Exercise directions => In the data that follows, count every line holding the string "flags" and give the count alone.

Information given =>
-- Begin --

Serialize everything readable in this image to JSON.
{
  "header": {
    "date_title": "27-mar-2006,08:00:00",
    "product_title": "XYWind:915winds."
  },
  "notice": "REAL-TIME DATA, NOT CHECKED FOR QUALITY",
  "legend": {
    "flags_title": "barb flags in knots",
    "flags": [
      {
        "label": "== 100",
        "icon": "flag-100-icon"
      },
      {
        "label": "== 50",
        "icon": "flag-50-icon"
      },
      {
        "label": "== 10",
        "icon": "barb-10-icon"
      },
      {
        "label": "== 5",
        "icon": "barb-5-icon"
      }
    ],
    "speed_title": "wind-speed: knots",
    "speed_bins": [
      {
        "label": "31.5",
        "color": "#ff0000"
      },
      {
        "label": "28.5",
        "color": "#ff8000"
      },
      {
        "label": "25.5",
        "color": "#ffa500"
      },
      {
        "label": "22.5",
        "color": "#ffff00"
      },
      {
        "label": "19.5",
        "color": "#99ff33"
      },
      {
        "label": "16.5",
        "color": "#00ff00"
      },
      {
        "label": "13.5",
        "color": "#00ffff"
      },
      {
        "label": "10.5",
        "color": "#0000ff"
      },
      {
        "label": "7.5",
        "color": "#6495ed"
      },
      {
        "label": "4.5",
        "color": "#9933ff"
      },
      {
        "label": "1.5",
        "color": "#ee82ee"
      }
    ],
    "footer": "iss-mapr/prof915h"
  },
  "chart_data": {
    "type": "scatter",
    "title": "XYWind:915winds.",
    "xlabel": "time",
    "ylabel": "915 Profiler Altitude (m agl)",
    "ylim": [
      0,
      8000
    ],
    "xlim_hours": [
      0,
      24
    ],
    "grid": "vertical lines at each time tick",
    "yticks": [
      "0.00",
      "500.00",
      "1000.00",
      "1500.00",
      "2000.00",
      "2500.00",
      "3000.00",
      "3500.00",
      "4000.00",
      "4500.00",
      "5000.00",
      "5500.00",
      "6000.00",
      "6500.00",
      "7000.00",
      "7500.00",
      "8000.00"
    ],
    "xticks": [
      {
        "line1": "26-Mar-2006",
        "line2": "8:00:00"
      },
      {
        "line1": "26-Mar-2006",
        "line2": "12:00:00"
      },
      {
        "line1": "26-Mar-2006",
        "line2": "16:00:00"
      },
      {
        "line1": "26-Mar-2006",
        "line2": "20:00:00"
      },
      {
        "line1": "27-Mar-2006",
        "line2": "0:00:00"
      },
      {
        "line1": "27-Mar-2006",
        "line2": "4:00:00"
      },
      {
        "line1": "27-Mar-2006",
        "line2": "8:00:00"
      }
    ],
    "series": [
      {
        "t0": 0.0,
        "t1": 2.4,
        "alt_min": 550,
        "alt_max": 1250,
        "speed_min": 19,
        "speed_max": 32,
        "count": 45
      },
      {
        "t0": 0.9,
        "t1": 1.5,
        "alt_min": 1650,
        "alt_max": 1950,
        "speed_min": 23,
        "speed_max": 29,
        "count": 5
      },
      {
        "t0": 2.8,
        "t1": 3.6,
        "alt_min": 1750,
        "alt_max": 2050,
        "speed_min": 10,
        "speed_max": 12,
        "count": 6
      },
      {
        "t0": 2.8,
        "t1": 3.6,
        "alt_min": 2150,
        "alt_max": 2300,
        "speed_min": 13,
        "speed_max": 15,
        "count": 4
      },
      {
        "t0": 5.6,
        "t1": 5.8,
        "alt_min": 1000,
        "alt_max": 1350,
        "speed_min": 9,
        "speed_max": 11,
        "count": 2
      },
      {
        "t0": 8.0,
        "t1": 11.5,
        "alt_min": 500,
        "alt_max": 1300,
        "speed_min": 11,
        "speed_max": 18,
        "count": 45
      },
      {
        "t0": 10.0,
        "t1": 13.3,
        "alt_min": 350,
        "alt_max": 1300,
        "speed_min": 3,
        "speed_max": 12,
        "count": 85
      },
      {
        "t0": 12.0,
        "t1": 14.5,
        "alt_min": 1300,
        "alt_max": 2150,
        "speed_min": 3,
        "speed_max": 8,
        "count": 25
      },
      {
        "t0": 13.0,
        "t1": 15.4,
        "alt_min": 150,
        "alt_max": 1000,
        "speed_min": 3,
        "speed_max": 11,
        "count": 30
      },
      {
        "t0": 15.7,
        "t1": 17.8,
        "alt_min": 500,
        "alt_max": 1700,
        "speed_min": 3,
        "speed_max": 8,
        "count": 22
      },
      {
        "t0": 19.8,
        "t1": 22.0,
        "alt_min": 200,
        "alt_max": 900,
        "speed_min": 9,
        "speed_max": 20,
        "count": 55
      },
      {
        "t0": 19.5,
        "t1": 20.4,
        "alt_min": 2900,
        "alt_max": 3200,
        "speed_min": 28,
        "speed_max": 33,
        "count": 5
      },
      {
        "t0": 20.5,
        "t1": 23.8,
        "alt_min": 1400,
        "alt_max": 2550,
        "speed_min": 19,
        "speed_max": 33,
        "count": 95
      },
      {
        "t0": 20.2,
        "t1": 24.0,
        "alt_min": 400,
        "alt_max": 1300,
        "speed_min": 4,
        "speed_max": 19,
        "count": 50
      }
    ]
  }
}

-- End --

Task answer => 2